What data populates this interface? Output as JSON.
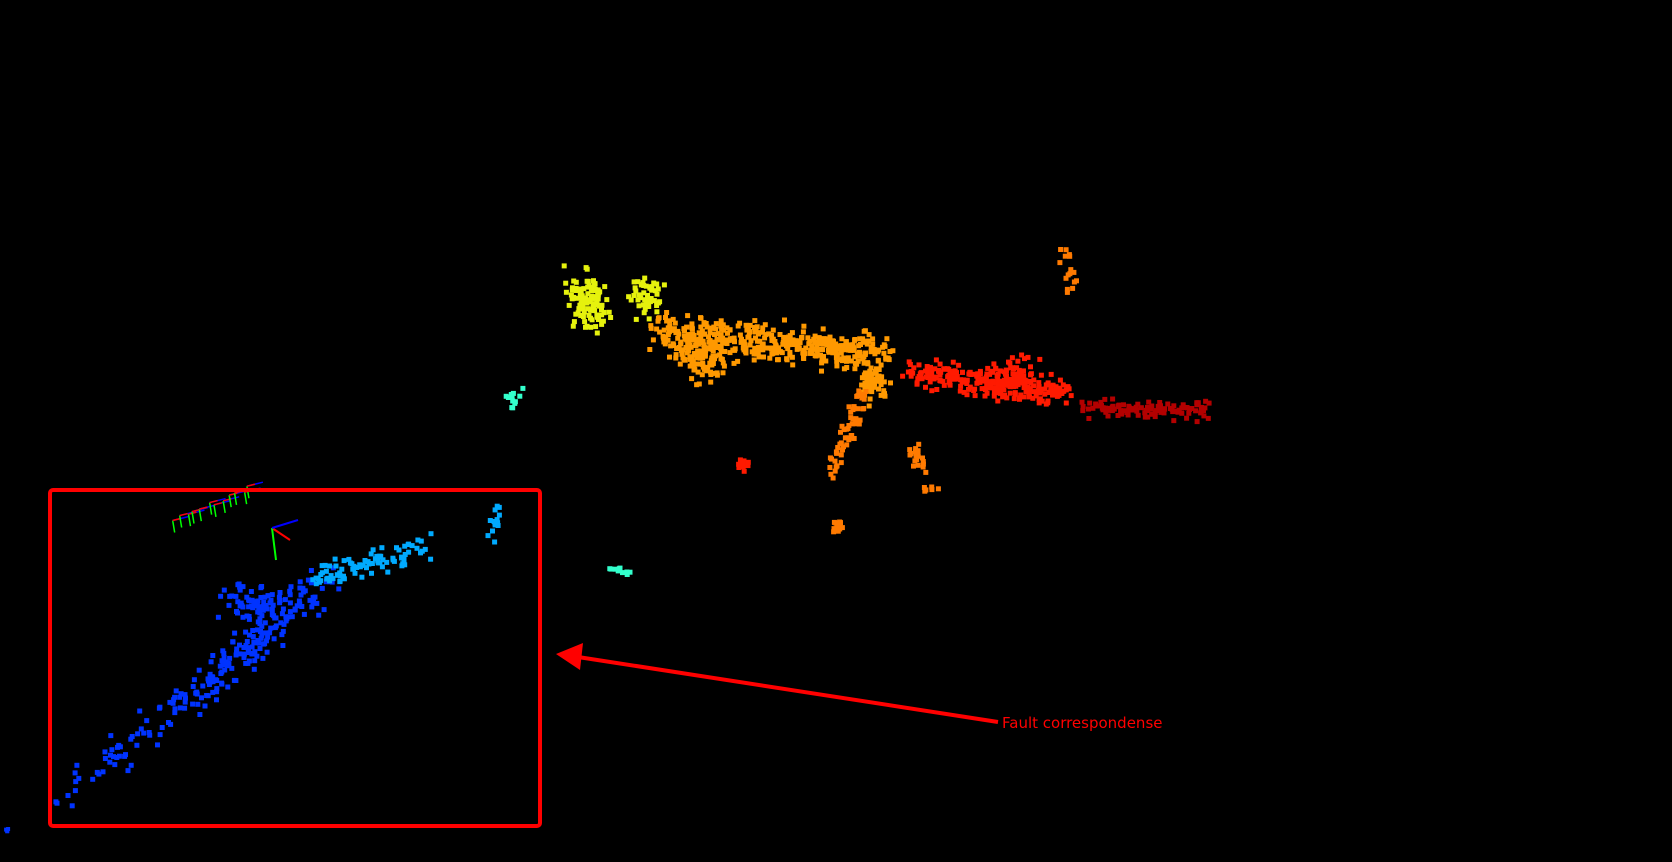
{
  "scene": {
    "background_color": "#000000"
  },
  "annotation": {
    "label": "Fault correspondense",
    "color": "#ff0000"
  },
  "point_clouds": [
    {
      "name": "tail-cluster-yellow",
      "color": "#e6f20d"
    },
    {
      "name": "main-body-orange",
      "color": "#ff9900"
    },
    {
      "name": "right-wing-red",
      "color": "#ff1a00"
    },
    {
      "name": "far-right-dark-red",
      "color": "#b30000"
    },
    {
      "name": "lower-branch-orange",
      "color": "#ff7a00"
    },
    {
      "name": "isolated-cyan",
      "color": "#33ffcc"
    },
    {
      "name": "boxed-blue-streak",
      "color": "#0033ff"
    },
    {
      "name": "boxed-light-blue",
      "color": "#00aaff"
    }
  ],
  "axis_colors": {
    "x": "#ff0000",
    "y": "#00ff00",
    "z": "#0000ff"
  }
}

Set task: Scan the entries above for the word "boxed" and collect each line holding it.

Worked answer:
      "name": "boxed-blue-streak",
      "name": "boxed-light-blue",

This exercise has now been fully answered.